§ WHAT YOU HAVE TO DO: Filter the entries below, keeping only lines with the word "houses".

Records about charts and figures
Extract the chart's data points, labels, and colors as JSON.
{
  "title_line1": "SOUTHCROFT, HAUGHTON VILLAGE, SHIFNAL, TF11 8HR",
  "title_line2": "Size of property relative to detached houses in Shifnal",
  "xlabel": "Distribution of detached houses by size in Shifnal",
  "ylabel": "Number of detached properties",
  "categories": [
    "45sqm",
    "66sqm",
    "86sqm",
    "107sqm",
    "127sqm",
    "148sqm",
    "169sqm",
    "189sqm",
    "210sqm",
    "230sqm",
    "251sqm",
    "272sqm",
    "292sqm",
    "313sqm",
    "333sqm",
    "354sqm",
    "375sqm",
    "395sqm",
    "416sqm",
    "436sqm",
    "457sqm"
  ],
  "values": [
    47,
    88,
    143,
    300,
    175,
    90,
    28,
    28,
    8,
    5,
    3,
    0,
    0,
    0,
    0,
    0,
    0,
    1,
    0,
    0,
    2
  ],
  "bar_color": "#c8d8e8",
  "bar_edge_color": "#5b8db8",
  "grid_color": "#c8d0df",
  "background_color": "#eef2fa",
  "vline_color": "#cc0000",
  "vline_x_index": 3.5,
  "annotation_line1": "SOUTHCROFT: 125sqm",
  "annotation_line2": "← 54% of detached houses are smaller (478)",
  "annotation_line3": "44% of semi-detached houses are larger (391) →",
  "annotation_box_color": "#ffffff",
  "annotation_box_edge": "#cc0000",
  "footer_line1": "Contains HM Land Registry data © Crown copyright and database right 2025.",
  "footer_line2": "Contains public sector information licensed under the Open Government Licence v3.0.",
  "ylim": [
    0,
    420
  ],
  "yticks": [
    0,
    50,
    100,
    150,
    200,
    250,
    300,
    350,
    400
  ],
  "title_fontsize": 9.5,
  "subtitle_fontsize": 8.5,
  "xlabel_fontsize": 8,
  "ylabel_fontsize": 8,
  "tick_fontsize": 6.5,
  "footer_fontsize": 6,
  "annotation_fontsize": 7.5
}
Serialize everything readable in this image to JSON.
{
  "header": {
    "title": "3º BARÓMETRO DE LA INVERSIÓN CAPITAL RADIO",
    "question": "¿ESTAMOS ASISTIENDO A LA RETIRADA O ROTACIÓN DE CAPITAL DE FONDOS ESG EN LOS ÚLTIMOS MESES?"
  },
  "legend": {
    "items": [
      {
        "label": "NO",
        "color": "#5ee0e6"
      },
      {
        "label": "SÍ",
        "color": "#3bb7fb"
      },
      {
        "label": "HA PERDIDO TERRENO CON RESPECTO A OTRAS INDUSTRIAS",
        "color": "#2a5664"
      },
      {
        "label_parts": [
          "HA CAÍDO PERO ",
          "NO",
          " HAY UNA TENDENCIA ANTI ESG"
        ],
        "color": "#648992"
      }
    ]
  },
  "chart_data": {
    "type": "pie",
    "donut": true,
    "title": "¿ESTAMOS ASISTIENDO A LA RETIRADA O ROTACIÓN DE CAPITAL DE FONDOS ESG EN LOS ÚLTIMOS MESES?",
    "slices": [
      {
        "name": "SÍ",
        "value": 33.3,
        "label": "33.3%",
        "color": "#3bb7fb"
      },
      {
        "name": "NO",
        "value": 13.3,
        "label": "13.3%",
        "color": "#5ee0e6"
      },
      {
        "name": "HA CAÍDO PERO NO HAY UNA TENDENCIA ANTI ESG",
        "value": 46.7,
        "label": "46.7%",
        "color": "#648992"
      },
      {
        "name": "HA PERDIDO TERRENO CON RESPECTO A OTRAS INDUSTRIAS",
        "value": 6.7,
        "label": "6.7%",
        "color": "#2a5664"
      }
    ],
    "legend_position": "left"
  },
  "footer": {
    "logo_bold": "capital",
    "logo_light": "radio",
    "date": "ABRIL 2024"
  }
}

--

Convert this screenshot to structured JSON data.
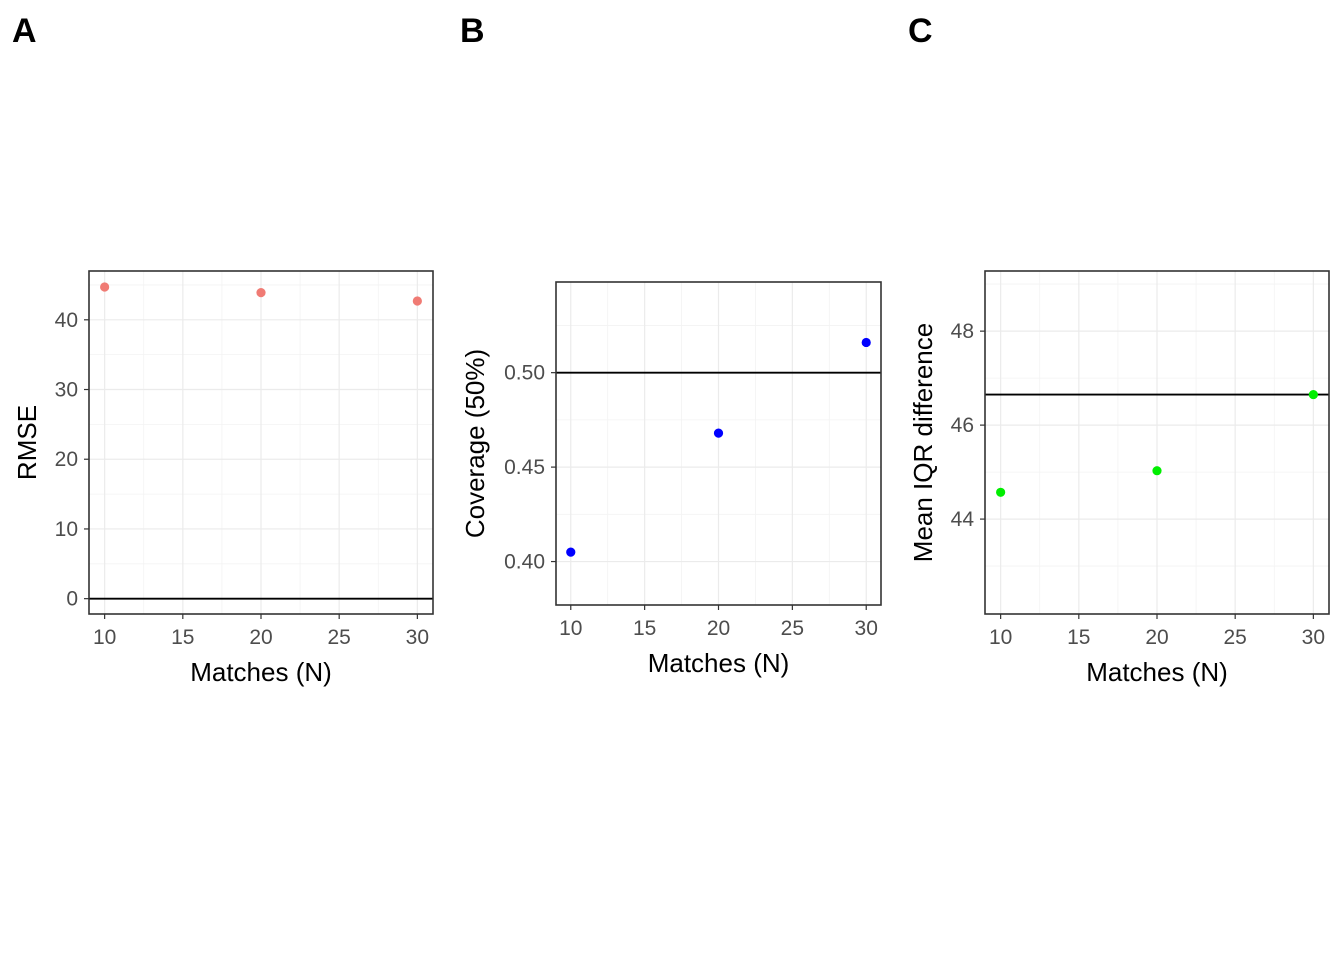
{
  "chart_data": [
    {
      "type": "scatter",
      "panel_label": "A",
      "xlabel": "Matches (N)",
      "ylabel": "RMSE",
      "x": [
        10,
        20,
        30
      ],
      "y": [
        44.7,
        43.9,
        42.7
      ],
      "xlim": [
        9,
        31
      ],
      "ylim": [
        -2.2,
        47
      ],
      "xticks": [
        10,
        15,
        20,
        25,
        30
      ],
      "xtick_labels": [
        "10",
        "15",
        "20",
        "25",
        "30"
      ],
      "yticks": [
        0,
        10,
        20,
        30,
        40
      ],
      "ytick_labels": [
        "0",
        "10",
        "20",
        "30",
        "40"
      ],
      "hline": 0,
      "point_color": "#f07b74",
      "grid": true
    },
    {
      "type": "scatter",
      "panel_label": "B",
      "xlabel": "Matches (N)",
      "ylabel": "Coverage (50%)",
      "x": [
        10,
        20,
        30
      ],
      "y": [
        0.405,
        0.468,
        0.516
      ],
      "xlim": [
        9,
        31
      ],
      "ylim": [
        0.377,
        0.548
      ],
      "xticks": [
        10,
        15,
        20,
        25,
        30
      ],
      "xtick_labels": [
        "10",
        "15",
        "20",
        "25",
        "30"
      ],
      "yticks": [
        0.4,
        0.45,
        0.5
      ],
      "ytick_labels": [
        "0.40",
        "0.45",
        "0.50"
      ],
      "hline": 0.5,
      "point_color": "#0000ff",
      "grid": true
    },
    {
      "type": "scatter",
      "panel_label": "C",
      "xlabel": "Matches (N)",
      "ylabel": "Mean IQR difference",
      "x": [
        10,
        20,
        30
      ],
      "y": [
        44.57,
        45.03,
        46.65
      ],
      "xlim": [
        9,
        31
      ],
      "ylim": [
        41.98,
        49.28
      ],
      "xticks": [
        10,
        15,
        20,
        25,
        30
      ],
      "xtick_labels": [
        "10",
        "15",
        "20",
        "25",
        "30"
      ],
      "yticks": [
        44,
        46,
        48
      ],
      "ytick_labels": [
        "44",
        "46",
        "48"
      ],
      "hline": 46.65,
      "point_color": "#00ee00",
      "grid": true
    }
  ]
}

§ ANSWER:
  "title_line2": "Size of property relative to detached houses in Shifnal",
  "xlabel": "Distribution of detached houses by size in Shifnal",
  "annotation_line2": "← 54% of detached houses are smaller (478)",
  "annotation_line3": "44% of semi-detached houses are larger (391) →",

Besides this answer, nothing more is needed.